Figure content listings

• • •

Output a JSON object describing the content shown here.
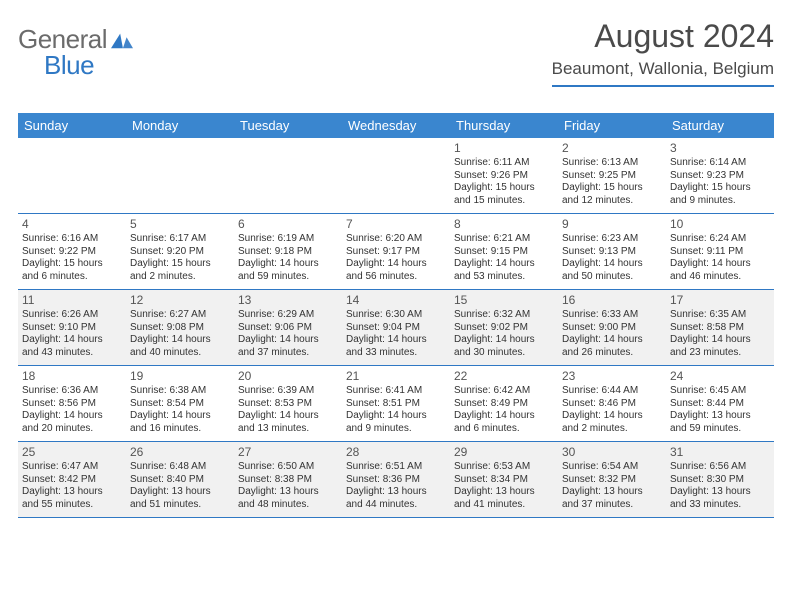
{
  "logo": {
    "general": "General",
    "blue": "Blue"
  },
  "title": "August 2024",
  "location": "Beaumont, Wallonia, Belgium",
  "colors": {
    "accent": "#3a86cf",
    "rule": "#2f78c4",
    "shade": "#f1f1f1",
    "text": "#333333"
  },
  "weekdays": [
    "Sunday",
    "Monday",
    "Tuesday",
    "Wednesday",
    "Thursday",
    "Friday",
    "Saturday"
  ],
  "weeks": [
    [
      null,
      null,
      null,
      null,
      {
        "n": "1",
        "sr": "Sunrise: 6:11 AM",
        "ss": "Sunset: 9:26 PM",
        "dl": "Daylight: 15 hours and 15 minutes."
      },
      {
        "n": "2",
        "sr": "Sunrise: 6:13 AM",
        "ss": "Sunset: 9:25 PM",
        "dl": "Daylight: 15 hours and 12 minutes."
      },
      {
        "n": "3",
        "sr": "Sunrise: 6:14 AM",
        "ss": "Sunset: 9:23 PM",
        "dl": "Daylight: 15 hours and 9 minutes."
      }
    ],
    [
      {
        "n": "4",
        "sr": "Sunrise: 6:16 AM",
        "ss": "Sunset: 9:22 PM",
        "dl": "Daylight: 15 hours and 6 minutes."
      },
      {
        "n": "5",
        "sr": "Sunrise: 6:17 AM",
        "ss": "Sunset: 9:20 PM",
        "dl": "Daylight: 15 hours and 2 minutes."
      },
      {
        "n": "6",
        "sr": "Sunrise: 6:19 AM",
        "ss": "Sunset: 9:18 PM",
        "dl": "Daylight: 14 hours and 59 minutes."
      },
      {
        "n": "7",
        "sr": "Sunrise: 6:20 AM",
        "ss": "Sunset: 9:17 PM",
        "dl": "Daylight: 14 hours and 56 minutes."
      },
      {
        "n": "8",
        "sr": "Sunrise: 6:21 AM",
        "ss": "Sunset: 9:15 PM",
        "dl": "Daylight: 14 hours and 53 minutes."
      },
      {
        "n": "9",
        "sr": "Sunrise: 6:23 AM",
        "ss": "Sunset: 9:13 PM",
        "dl": "Daylight: 14 hours and 50 minutes."
      },
      {
        "n": "10",
        "sr": "Sunrise: 6:24 AM",
        "ss": "Sunset: 9:11 PM",
        "dl": "Daylight: 14 hours and 46 minutes."
      }
    ],
    [
      {
        "n": "11",
        "sr": "Sunrise: 6:26 AM",
        "ss": "Sunset: 9:10 PM",
        "dl": "Daylight: 14 hours and 43 minutes."
      },
      {
        "n": "12",
        "sr": "Sunrise: 6:27 AM",
        "ss": "Sunset: 9:08 PM",
        "dl": "Daylight: 14 hours and 40 minutes."
      },
      {
        "n": "13",
        "sr": "Sunrise: 6:29 AM",
        "ss": "Sunset: 9:06 PM",
        "dl": "Daylight: 14 hours and 37 minutes."
      },
      {
        "n": "14",
        "sr": "Sunrise: 6:30 AM",
        "ss": "Sunset: 9:04 PM",
        "dl": "Daylight: 14 hours and 33 minutes."
      },
      {
        "n": "15",
        "sr": "Sunrise: 6:32 AM",
        "ss": "Sunset: 9:02 PM",
        "dl": "Daylight: 14 hours and 30 minutes."
      },
      {
        "n": "16",
        "sr": "Sunrise: 6:33 AM",
        "ss": "Sunset: 9:00 PM",
        "dl": "Daylight: 14 hours and 26 minutes."
      },
      {
        "n": "17",
        "sr": "Sunrise: 6:35 AM",
        "ss": "Sunset: 8:58 PM",
        "dl": "Daylight: 14 hours and 23 minutes."
      }
    ],
    [
      {
        "n": "18",
        "sr": "Sunrise: 6:36 AM",
        "ss": "Sunset: 8:56 PM",
        "dl": "Daylight: 14 hours and 20 minutes."
      },
      {
        "n": "19",
        "sr": "Sunrise: 6:38 AM",
        "ss": "Sunset: 8:54 PM",
        "dl": "Daylight: 14 hours and 16 minutes."
      },
      {
        "n": "20",
        "sr": "Sunrise: 6:39 AM",
        "ss": "Sunset: 8:53 PM",
        "dl": "Daylight: 14 hours and 13 minutes."
      },
      {
        "n": "21",
        "sr": "Sunrise: 6:41 AM",
        "ss": "Sunset: 8:51 PM",
        "dl": "Daylight: 14 hours and 9 minutes."
      },
      {
        "n": "22",
        "sr": "Sunrise: 6:42 AM",
        "ss": "Sunset: 8:49 PM",
        "dl": "Daylight: 14 hours and 6 minutes."
      },
      {
        "n": "23",
        "sr": "Sunrise: 6:44 AM",
        "ss": "Sunset: 8:46 PM",
        "dl": "Daylight: 14 hours and 2 minutes."
      },
      {
        "n": "24",
        "sr": "Sunrise: 6:45 AM",
        "ss": "Sunset: 8:44 PM",
        "dl": "Daylight: 13 hours and 59 minutes."
      }
    ],
    [
      {
        "n": "25",
        "sr": "Sunrise: 6:47 AM",
        "ss": "Sunset: 8:42 PM",
        "dl": "Daylight: 13 hours and 55 minutes."
      },
      {
        "n": "26",
        "sr": "Sunrise: 6:48 AM",
        "ss": "Sunset: 8:40 PM",
        "dl": "Daylight: 13 hours and 51 minutes."
      },
      {
        "n": "27",
        "sr": "Sunrise: 6:50 AM",
        "ss": "Sunset: 8:38 PM",
        "dl": "Daylight: 13 hours and 48 minutes."
      },
      {
        "n": "28",
        "sr": "Sunrise: 6:51 AM",
        "ss": "Sunset: 8:36 PM",
        "dl": "Daylight: 13 hours and 44 minutes."
      },
      {
        "n": "29",
        "sr": "Sunrise: 6:53 AM",
        "ss": "Sunset: 8:34 PM",
        "dl": "Daylight: 13 hours and 41 minutes."
      },
      {
        "n": "30",
        "sr": "Sunrise: 6:54 AM",
        "ss": "Sunset: 8:32 PM",
        "dl": "Daylight: 13 hours and 37 minutes."
      },
      {
        "n": "31",
        "sr": "Sunrise: 6:56 AM",
        "ss": "Sunset: 8:30 PM",
        "dl": "Daylight: 13 hours and 33 minutes."
      }
    ]
  ],
  "shaded_weeks": [
    2,
    4
  ]
}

• • •

Make a word-for-word copy of the entries, without any pictures.

## [Exercise result]
Output a JSON object describing the content shown here.
{
  "logo": {
    "general": "General",
    "blue": "Blue"
  },
  "title": "August 2024",
  "location": "Beaumont, Wallonia, Belgium",
  "colors": {
    "accent": "#3a86cf",
    "rule": "#2f78c4",
    "shade": "#f1f1f1",
    "text": "#333333"
  },
  "weekdays": [
    "Sunday",
    "Monday",
    "Tuesday",
    "Wednesday",
    "Thursday",
    "Friday",
    "Saturday"
  ],
  "weeks": [
    [
      null,
      null,
      null,
      null,
      {
        "n": "1",
        "sr": "Sunrise: 6:11 AM",
        "ss": "Sunset: 9:26 PM",
        "dl": "Daylight: 15 hours and 15 minutes."
      },
      {
        "n": "2",
        "sr": "Sunrise: 6:13 AM",
        "ss": "Sunset: 9:25 PM",
        "dl": "Daylight: 15 hours and 12 minutes."
      },
      {
        "n": "3",
        "sr": "Sunrise: 6:14 AM",
        "ss": "Sunset: 9:23 PM",
        "dl": "Daylight: 15 hours and 9 minutes."
      }
    ],
    [
      {
        "n": "4",
        "sr": "Sunrise: 6:16 AM",
        "ss": "Sunset: 9:22 PM",
        "dl": "Daylight: 15 hours and 6 minutes."
      },
      {
        "n": "5",
        "sr": "Sunrise: 6:17 AM",
        "ss": "Sunset: 9:20 PM",
        "dl": "Daylight: 15 hours and 2 minutes."
      },
      {
        "n": "6",
        "sr": "Sunrise: 6:19 AM",
        "ss": "Sunset: 9:18 PM",
        "dl": "Daylight: 14 hours and 59 minutes."
      },
      {
        "n": "7",
        "sr": "Sunrise: 6:20 AM",
        "ss": "Sunset: 9:17 PM",
        "dl": "Daylight: 14 hours and 56 minutes."
      },
      {
        "n": "8",
        "sr": "Sunrise: 6:21 AM",
        "ss": "Sunset: 9:15 PM",
        "dl": "Daylight: 14 hours and 53 minutes."
      },
      {
        "n": "9",
        "sr": "Sunrise: 6:23 AM",
        "ss": "Sunset: 9:13 PM",
        "dl": "Daylight: 14 hours and 50 minutes."
      },
      {
        "n": "10",
        "sr": "Sunrise: 6:24 AM",
        "ss": "Sunset: 9:11 PM",
        "dl": "Daylight: 14 hours and 46 minutes."
      }
    ],
    [
      {
        "n": "11",
        "sr": "Sunrise: 6:26 AM",
        "ss": "Sunset: 9:10 PM",
        "dl": "Daylight: 14 hours and 43 minutes."
      },
      {
        "n": "12",
        "sr": "Sunrise: 6:27 AM",
        "ss": "Sunset: 9:08 PM",
        "dl": "Daylight: 14 hours and 40 minutes."
      },
      {
        "n": "13",
        "sr": "Sunrise: 6:29 AM",
        "ss": "Sunset: 9:06 PM",
        "dl": "Daylight: 14 hours and 37 minutes."
      },
      {
        "n": "14",
        "sr": "Sunrise: 6:30 AM",
        "ss": "Sunset: 9:04 PM",
        "dl": "Daylight: 14 hours and 33 minutes."
      },
      {
        "n": "15",
        "sr": "Sunrise: 6:32 AM",
        "ss": "Sunset: 9:02 PM",
        "dl": "Daylight: 14 hours and 30 minutes."
      },
      {
        "n": "16",
        "sr": "Sunrise: 6:33 AM",
        "ss": "Sunset: 9:00 PM",
        "dl": "Daylight: 14 hours and 26 minutes."
      },
      {
        "n": "17",
        "sr": "Sunrise: 6:35 AM",
        "ss": "Sunset: 8:58 PM",
        "dl": "Daylight: 14 hours and 23 minutes."
      }
    ],
    [
      {
        "n": "18",
        "sr": "Sunrise: 6:36 AM",
        "ss": "Sunset: 8:56 PM",
        "dl": "Daylight: 14 hours and 20 minutes."
      },
      {
        "n": "19",
        "sr": "Sunrise: 6:38 AM",
        "ss": "Sunset: 8:54 PM",
        "dl": "Daylight: 14 hours and 16 minutes."
      },
      {
        "n": "20",
        "sr": "Sunrise: 6:39 AM",
        "ss": "Sunset: 8:53 PM",
        "dl": "Daylight: 14 hours and 13 minutes."
      },
      {
        "n": "21",
        "sr": "Sunrise: 6:41 AM",
        "ss": "Sunset: 8:51 PM",
        "dl": "Daylight: 14 hours and 9 minutes."
      },
      {
        "n": "22",
        "sr": "Sunrise: 6:42 AM",
        "ss": "Sunset: 8:49 PM",
        "dl": "Daylight: 14 hours and 6 minutes."
      },
      {
        "n": "23",
        "sr": "Sunrise: 6:44 AM",
        "ss": "Sunset: 8:46 PM",
        "dl": "Daylight: 14 hours and 2 minutes."
      },
      {
        "n": "24",
        "sr": "Sunrise: 6:45 AM",
        "ss": "Sunset: 8:44 PM",
        "dl": "Daylight: 13 hours and 59 minutes."
      }
    ],
    [
      {
        "n": "25",
        "sr": "Sunrise: 6:47 AM",
        "ss": "Sunset: 8:42 PM",
        "dl": "Daylight: 13 hours and 55 minutes."
      },
      {
        "n": "26",
        "sr": "Sunrise: 6:48 AM",
        "ss": "Sunset: 8:40 PM",
        "dl": "Daylight: 13 hours and 51 minutes."
      },
      {
        "n": "27",
        "sr": "Sunrise: 6:50 AM",
        "ss": "Sunset: 8:38 PM",
        "dl": "Daylight: 13 hours and 48 minutes."
      },
      {
        "n": "28",
        "sr": "Sunrise: 6:51 AM",
        "ss": "Sunset: 8:36 PM",
        "dl": "Daylight: 13 hours and 44 minutes."
      },
      {
        "n": "29",
        "sr": "Sunrise: 6:53 AM",
        "ss": "Sunset: 8:34 PM",
        "dl": "Daylight: 13 hours and 41 minutes."
      },
      {
        "n": "30",
        "sr": "Sunrise: 6:54 AM",
        "ss": "Sunset: 8:32 PM",
        "dl": "Daylight: 13 hours and 37 minutes."
      },
      {
        "n": "31",
        "sr": "Sunrise: 6:56 AM",
        "ss": "Sunset: 8:30 PM",
        "dl": "Daylight: 13 hours and 33 minutes."
      }
    ]
  ],
  "shaded_weeks": [
    2,
    4
  ]
}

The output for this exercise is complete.